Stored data
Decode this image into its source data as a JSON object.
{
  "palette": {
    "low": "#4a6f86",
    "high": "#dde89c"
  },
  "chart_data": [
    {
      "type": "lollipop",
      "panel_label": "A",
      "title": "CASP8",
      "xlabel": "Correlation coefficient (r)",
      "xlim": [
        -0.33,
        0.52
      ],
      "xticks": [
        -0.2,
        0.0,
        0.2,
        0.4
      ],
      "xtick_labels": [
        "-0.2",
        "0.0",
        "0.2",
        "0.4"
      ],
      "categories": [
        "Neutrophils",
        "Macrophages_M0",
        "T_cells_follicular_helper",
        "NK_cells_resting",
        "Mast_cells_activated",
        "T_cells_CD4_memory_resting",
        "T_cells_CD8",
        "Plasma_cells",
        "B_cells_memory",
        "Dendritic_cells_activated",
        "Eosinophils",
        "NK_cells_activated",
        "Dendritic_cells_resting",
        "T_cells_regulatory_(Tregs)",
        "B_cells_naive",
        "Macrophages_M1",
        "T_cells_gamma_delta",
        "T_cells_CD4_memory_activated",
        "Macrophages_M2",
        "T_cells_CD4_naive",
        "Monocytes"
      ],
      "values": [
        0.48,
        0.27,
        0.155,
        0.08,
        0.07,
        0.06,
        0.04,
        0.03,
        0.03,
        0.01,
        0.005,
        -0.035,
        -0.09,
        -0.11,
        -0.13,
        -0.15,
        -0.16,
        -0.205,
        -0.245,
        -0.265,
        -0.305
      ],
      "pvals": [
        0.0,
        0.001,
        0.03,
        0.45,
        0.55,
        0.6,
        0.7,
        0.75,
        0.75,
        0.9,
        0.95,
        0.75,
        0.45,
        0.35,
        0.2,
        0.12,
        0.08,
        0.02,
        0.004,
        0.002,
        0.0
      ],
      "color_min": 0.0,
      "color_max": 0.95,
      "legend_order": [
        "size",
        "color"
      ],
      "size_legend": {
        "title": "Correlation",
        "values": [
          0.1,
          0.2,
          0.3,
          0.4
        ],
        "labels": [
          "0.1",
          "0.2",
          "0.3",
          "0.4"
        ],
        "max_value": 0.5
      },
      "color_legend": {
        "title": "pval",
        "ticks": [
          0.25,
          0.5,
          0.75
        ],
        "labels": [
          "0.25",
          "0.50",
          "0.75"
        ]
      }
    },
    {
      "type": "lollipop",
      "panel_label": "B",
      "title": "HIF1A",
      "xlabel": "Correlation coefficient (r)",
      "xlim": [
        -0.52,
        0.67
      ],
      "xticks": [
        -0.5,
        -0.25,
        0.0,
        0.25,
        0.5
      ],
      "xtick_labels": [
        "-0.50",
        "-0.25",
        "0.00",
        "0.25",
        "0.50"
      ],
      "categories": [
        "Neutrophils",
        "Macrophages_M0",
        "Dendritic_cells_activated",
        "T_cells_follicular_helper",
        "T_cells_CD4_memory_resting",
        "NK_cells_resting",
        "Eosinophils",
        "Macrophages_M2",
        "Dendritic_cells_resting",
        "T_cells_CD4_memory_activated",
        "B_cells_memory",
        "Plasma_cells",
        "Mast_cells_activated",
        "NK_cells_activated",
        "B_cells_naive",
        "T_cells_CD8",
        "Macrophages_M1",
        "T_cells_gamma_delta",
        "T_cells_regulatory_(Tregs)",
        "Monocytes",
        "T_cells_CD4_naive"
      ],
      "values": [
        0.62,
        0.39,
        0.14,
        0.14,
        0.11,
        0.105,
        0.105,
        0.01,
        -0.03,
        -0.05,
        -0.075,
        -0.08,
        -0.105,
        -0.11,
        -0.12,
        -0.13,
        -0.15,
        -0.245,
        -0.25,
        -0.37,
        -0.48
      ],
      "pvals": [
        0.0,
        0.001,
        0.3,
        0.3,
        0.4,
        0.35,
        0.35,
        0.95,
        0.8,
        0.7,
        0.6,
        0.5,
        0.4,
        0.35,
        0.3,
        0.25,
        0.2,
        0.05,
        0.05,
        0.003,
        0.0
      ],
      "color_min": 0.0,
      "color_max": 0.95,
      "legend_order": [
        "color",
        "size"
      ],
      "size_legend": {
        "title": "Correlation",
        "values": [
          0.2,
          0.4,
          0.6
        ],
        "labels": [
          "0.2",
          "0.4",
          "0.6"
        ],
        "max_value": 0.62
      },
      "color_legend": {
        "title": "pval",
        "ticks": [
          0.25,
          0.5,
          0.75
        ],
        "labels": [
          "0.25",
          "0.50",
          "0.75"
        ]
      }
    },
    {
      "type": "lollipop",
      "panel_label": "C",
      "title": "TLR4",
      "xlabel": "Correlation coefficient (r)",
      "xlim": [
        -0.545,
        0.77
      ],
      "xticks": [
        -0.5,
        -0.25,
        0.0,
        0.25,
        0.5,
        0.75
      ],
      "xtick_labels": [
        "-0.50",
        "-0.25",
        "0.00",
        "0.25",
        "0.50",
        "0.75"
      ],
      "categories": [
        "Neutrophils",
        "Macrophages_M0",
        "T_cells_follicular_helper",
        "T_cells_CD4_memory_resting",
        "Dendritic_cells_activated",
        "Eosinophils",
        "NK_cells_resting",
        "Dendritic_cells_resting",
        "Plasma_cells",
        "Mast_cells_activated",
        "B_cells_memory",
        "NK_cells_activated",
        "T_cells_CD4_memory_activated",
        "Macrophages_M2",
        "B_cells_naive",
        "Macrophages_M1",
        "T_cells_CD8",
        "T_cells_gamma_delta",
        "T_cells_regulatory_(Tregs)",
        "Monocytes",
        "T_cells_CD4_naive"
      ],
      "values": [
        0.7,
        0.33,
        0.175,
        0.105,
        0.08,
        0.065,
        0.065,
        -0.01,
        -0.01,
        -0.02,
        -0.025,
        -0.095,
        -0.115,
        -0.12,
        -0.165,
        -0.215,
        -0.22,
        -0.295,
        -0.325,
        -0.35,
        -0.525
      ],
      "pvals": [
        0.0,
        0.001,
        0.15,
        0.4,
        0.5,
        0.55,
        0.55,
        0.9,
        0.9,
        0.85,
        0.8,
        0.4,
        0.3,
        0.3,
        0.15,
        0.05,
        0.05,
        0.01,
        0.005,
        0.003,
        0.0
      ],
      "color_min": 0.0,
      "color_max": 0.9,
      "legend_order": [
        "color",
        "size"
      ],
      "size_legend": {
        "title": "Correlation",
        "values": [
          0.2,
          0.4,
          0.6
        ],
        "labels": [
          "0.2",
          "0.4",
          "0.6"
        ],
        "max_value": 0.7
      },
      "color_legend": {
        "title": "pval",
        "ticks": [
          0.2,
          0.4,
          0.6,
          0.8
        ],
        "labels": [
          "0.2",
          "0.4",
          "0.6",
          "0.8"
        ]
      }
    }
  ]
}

Exercise directions:
Reproduce every record, matching each line exactly.

Result of this task:
Decode this image into its source data as a JSON object.
{
  "palette": {
    "low": "#4a6f86",
    "high": "#dde89c"
  },
  "chart_data": [
    {
      "type": "lollipop",
      "panel_label": "A",
      "title": "CASP8",
      "xlabel": "Correlation coefficient (r)",
      "xlim": [
        -0.33,
        0.52
      ],
      "xticks": [
        -0.2,
        0.0,
        0.2,
        0.4
      ],
      "xtick_labels": [
        "-0.2",
        "0.0",
        "0.2",
        "0.4"
      ],
      "categories": [
        "Neutrophils",
        "Macrophages_M0",
        "T_cells_follicular_helper",
        "NK_cells_resting",
        "Mast_cells_activated",
        "T_cells_CD4_memory_resting",
        "T_cells_CD8",
        "Plasma_cells",
        "B_cells_memory",
        "Dendritic_cells_activated",
        "Eosinophils",
        "NK_cells_activated",
        "Dendritic_cells_resting",
        "T_cells_regulatory_(Tregs)",
        "B_cells_naive",
        "Macrophages_M1",
        "T_cells_gamma_delta",
        "T_cells_CD4_memory_activated",
        "Macrophages_M2",
        "T_cells_CD4_naive",
        "Monocytes"
      ],
      "values": [
        0.48,
        0.27,
        0.155,
        0.08,
        0.07,
        0.06,
        0.04,
        0.03,
        0.03,
        0.01,
        0.005,
        -0.035,
        -0.09,
        -0.11,
        -0.13,
        -0.15,
        -0.16,
        -0.205,
        -0.245,
        -0.265,
        -0.305
      ],
      "pvals": [
        0.0,
        0.001,
        0.03,
        0.45,
        0.55,
        0.6,
        0.7,
        0.75,
        0.75,
        0.9,
        0.95,
        0.75,
        0.45,
        0.35,
        0.2,
        0.12,
        0.08,
        0.02,
        0.004,
        0.002,
        0.0
      ],
      "color_min": 0.0,
      "color_max": 0.95,
      "legend_order": [
        "size",
        "color"
      ],
      "size_legend": {
        "title": "Correlation",
        "values": [
          0.1,
          0.2,
          0.3,
          0.4
        ],
        "labels": [
          "0.1",
          "0.2",
          "0.3",
          "0.4"
        ],
        "max_value": 0.5
      },
      "color_legend": {
        "title": "pval",
        "ticks": [
          0.25,
          0.5,
          0.75
        ],
        "labels": [
          "0.25",
          "0.50",
          "0.75"
        ]
      }
    },
    {
      "type": "lollipop",
      "panel_label": "B",
      "title": "HIF1A",
      "xlabel": "Correlation coefficient (r)",
      "xlim": [
        -0.52,
        0.67
      ],
      "xticks": [
        -0.5,
        -0.25,
        0.0,
        0.25,
        0.5
      ],
      "xtick_labels": [
        "-0.50",
        "-0.25",
        "0.00",
        "0.25",
        "0.50"
      ],
      "categories": [
        "Neutrophils",
        "Macrophages_M0",
        "Dendritic_cells_activated",
        "T_cells_follicular_helper",
        "T_cells_CD4_memory_resting",
        "NK_cells_resting",
        "Eosinophils",
        "Macrophages_M2",
        "Dendritic_cells_resting",
        "T_cells_CD4_memory_activated",
        "B_cells_memory",
        "Plasma_cells",
        "Mast_cells_activated",
        "NK_cells_activated",
        "B_cells_naive",
        "T_cells_CD8",
        "Macrophages_M1",
        "T_cells_gamma_delta",
        "T_cells_regulatory_(Tregs)",
        "Monocytes",
        "T_cells_CD4_naive"
      ],
      "values": [
        0.62,
        0.39,
        0.14,
        0.14,
        0.11,
        0.105,
        0.105,
        0.01,
        -0.03,
        -0.05,
        -0.075,
        -0.08,
        -0.105,
        -0.11,
        -0.12,
        -0.13,
        -0.15,
        -0.245,
        -0.25,
        -0.37,
        -0.48
      ],
      "pvals": [
        0.0,
        0.001,
        0.3,
        0.3,
        0.4,
        0.35,
        0.35,
        0.95,
        0.8,
        0.7,
        0.6,
        0.5,
        0.4,
        0.35,
        0.3,
        0.25,
        0.2,
        0.05,
        0.05,
        0.003,
        0.0
      ],
      "color_min": 0.0,
      "color_max": 0.95,
      "legend_order": [
        "color",
        "size"
      ],
      "size_legend": {
        "title": "Correlation",
        "values": [
          0.2,
          0.4,
          0.6
        ],
        "labels": [
          "0.2",
          "0.4",
          "0.6"
        ],
        "max_value": 0.62
      },
      "color_legend": {
        "title": "pval",
        "ticks": [
          0.25,
          0.5,
          0.75
        ],
        "labels": [
          "0.25",
          "0.50",
          "0.75"
        ]
      }
    },
    {
      "type": "lollipop",
      "panel_label": "C",
      "title": "TLR4",
      "xlabel": "Correlation coefficient (r)",
      "xlim": [
        -0.545,
        0.77
      ],
      "xticks": [
        -0.5,
        -0.25,
        0.0,
        0.25,
        0.5,
        0.75
      ],
      "xtick_labels": [
        "-0.50",
        "-0.25",
        "0.00",
        "0.25",
        "0.50",
        "0.75"
      ],
      "categories": [
        "Neutrophils",
        "Macrophages_M0",
        "T_cells_follicular_helper",
        "T_cells_CD4_memory_resting",
        "Dendritic_cells_activated",
        "Eosinophils",
        "NK_cells_resting",
        "Dendritic_cells_resting",
        "Plasma_cells",
        "Mast_cells_activated",
        "B_cells_memory",
        "NK_cells_activated",
        "T_cells_CD4_memory_activated",
        "Macrophages_M2",
        "B_cells_naive",
        "Macrophages_M1",
        "T_cells_CD8",
        "T_cells_gamma_delta",
        "T_cells_regulatory_(Tregs)",
        "Monocytes",
        "T_cells_CD4_naive"
      ],
      "values": [
        0.7,
        0.33,
        0.175,
        0.105,
        0.08,
        0.065,
        0.065,
        -0.01,
        -0.01,
        -0.02,
        -0.025,
        -0.095,
        -0.115,
        -0.12,
        -0.165,
        -0.215,
        -0.22,
        -0.295,
        -0.325,
        -0.35,
        -0.525
      ],
      "pvals": [
        0.0,
        0.001,
        0.15,
        0.4,
        0.5,
        0.55,
        0.55,
        0.9,
        0.9,
        0.85,
        0.8,
        0.4,
        0.3,
        0.3,
        0.15,
        0.05,
        0.05,
        0.01,
        0.005,
        0.003,
        0.0
      ],
      "color_min": 0.0,
      "color_max": 0.9,
      "legend_order": [
        "color",
        "size"
      ],
      "size_legend": {
        "title": "Correlation",
        "values": [
          0.2,
          0.4,
          0.6
        ],
        "labels": [
          "0.2",
          "0.4",
          "0.6"
        ],
        "max_value": 0.7
      },
      "color_legend": {
        "title": "pval",
        "ticks": [
          0.2,
          0.4,
          0.6,
          0.8
        ],
        "labels": [
          "0.2",
          "0.4",
          "0.6",
          "0.8"
        ]
      }
    }
  ]
}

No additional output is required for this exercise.